== Listed records
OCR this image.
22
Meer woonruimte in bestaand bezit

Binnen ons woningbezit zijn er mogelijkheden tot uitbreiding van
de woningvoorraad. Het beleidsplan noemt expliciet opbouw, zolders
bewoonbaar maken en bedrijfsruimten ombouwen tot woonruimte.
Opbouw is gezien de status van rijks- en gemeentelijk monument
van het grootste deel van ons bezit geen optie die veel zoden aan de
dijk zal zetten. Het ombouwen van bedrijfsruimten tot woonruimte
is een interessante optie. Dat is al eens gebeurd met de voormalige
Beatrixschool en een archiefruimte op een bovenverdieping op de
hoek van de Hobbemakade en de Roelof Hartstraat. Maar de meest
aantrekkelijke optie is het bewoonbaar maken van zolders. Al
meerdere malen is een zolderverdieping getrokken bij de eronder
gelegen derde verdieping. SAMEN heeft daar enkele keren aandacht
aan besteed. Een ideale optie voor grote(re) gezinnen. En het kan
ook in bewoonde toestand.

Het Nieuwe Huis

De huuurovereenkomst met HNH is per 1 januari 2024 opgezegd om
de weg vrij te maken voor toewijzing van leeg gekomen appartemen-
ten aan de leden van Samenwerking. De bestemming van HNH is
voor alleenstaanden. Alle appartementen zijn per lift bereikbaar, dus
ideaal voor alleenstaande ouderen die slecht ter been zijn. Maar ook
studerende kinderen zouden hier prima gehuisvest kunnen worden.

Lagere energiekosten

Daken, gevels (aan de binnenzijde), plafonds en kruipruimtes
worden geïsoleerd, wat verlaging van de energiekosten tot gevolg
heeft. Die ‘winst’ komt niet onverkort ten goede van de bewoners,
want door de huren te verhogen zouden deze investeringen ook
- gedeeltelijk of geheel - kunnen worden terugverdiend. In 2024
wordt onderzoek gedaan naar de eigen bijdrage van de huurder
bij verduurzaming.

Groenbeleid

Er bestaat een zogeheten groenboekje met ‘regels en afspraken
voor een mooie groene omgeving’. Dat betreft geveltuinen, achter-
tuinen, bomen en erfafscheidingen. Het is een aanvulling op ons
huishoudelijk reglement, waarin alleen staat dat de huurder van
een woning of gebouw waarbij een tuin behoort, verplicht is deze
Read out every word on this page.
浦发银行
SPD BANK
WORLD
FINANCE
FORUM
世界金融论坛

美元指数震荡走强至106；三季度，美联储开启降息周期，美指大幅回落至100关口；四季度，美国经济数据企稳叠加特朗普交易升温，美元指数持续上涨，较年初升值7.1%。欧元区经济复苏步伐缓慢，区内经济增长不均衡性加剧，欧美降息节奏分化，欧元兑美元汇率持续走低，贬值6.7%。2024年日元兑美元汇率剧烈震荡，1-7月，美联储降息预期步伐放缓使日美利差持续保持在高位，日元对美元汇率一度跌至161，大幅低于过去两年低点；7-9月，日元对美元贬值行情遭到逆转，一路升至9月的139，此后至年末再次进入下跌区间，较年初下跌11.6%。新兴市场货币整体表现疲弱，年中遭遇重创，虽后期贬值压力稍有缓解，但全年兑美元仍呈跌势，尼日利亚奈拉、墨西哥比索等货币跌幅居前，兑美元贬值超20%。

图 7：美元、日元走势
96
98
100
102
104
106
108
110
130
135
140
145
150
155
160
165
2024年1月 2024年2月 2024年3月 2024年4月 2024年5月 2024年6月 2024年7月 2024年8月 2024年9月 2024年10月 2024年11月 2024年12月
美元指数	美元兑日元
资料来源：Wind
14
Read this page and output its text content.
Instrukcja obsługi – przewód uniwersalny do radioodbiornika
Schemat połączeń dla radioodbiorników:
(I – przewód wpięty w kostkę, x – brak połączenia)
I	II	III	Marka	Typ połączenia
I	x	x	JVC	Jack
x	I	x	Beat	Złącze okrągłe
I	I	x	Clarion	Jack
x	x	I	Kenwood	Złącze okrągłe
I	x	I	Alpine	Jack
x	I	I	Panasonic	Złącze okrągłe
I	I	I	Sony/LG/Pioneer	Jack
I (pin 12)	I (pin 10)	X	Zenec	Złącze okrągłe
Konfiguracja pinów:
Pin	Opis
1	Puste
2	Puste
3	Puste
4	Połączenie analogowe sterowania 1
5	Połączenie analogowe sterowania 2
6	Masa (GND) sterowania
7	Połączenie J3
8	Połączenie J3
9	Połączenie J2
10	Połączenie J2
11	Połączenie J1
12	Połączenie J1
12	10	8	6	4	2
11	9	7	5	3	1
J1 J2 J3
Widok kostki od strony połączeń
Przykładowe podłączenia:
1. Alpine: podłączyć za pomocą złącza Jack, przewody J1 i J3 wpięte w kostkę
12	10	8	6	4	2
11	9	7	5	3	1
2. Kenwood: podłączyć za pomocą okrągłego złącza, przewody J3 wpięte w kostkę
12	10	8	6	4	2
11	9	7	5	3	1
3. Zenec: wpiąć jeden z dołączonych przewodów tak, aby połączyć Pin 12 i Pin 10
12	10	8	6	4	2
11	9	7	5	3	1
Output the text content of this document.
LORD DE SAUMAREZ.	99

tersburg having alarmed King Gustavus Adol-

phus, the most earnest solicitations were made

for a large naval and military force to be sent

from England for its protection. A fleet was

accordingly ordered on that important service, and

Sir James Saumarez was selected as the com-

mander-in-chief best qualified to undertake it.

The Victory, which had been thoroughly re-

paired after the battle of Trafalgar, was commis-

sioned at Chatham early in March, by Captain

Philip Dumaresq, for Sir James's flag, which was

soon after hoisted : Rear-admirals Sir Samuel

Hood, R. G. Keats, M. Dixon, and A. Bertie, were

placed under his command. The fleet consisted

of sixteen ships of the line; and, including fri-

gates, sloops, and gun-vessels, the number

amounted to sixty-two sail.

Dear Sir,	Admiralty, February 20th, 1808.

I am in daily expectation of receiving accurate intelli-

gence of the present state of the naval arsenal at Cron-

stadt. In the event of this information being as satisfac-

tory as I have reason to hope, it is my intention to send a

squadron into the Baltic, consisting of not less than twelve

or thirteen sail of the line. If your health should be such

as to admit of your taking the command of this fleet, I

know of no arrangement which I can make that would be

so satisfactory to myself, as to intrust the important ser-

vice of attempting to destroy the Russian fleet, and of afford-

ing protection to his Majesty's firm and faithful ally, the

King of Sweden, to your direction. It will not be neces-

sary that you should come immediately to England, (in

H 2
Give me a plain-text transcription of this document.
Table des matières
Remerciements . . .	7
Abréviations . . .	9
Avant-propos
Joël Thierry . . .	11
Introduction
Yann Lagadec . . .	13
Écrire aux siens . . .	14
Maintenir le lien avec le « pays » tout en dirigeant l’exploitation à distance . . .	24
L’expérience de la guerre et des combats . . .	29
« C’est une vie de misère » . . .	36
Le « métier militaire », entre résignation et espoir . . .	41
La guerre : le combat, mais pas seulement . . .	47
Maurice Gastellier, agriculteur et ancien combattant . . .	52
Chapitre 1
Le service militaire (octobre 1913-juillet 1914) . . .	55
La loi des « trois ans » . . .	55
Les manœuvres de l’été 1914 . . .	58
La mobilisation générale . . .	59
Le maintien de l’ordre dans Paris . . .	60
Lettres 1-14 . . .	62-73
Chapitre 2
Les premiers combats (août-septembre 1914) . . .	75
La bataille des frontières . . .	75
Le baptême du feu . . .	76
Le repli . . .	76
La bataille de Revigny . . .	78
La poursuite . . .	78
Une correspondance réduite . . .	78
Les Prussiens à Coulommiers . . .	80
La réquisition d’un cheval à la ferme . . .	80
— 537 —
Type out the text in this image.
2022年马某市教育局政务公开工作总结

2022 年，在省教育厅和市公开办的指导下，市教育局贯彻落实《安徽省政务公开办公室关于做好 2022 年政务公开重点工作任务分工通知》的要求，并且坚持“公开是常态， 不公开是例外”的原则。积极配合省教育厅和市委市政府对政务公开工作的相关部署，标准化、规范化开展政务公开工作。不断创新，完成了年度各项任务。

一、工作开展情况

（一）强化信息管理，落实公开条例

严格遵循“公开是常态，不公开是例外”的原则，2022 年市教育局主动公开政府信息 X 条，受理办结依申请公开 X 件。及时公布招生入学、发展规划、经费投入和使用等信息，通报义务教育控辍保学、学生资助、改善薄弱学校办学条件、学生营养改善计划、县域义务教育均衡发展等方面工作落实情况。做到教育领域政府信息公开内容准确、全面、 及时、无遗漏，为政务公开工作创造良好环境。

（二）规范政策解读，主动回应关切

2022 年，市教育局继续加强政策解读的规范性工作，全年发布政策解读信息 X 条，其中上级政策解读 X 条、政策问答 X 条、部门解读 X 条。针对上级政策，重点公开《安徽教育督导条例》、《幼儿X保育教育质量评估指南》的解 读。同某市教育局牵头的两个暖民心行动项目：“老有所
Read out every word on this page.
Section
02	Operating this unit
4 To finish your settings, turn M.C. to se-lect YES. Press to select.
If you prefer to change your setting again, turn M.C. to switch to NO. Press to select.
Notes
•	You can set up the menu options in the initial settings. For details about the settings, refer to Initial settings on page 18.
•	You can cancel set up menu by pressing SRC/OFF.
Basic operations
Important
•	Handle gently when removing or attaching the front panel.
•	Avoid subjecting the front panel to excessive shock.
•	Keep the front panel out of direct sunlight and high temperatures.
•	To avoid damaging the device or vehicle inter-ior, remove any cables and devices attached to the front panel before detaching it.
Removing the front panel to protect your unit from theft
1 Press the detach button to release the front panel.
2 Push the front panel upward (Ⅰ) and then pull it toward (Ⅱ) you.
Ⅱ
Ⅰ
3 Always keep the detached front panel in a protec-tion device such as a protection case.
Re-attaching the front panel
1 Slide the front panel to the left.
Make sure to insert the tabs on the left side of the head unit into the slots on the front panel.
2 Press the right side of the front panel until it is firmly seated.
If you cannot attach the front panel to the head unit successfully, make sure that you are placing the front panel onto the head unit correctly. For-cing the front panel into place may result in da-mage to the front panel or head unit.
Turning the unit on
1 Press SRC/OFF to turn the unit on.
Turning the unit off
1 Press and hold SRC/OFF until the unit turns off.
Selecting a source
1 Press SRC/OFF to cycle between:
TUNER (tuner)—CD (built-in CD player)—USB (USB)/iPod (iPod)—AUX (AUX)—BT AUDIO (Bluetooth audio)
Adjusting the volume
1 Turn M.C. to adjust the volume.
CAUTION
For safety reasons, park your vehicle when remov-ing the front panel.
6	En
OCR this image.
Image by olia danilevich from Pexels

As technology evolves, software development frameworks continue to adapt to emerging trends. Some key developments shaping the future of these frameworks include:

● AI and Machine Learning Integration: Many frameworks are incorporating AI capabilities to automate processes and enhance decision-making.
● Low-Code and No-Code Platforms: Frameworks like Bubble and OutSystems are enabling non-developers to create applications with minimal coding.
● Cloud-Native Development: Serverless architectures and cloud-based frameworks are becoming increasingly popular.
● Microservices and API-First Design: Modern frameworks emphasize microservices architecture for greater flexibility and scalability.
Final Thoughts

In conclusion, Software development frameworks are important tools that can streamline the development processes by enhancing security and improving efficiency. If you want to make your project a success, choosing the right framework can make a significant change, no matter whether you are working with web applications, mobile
====
- **Set task**
State, as a bare number, how many lines of the listing hold the word "which".

- **The response**
3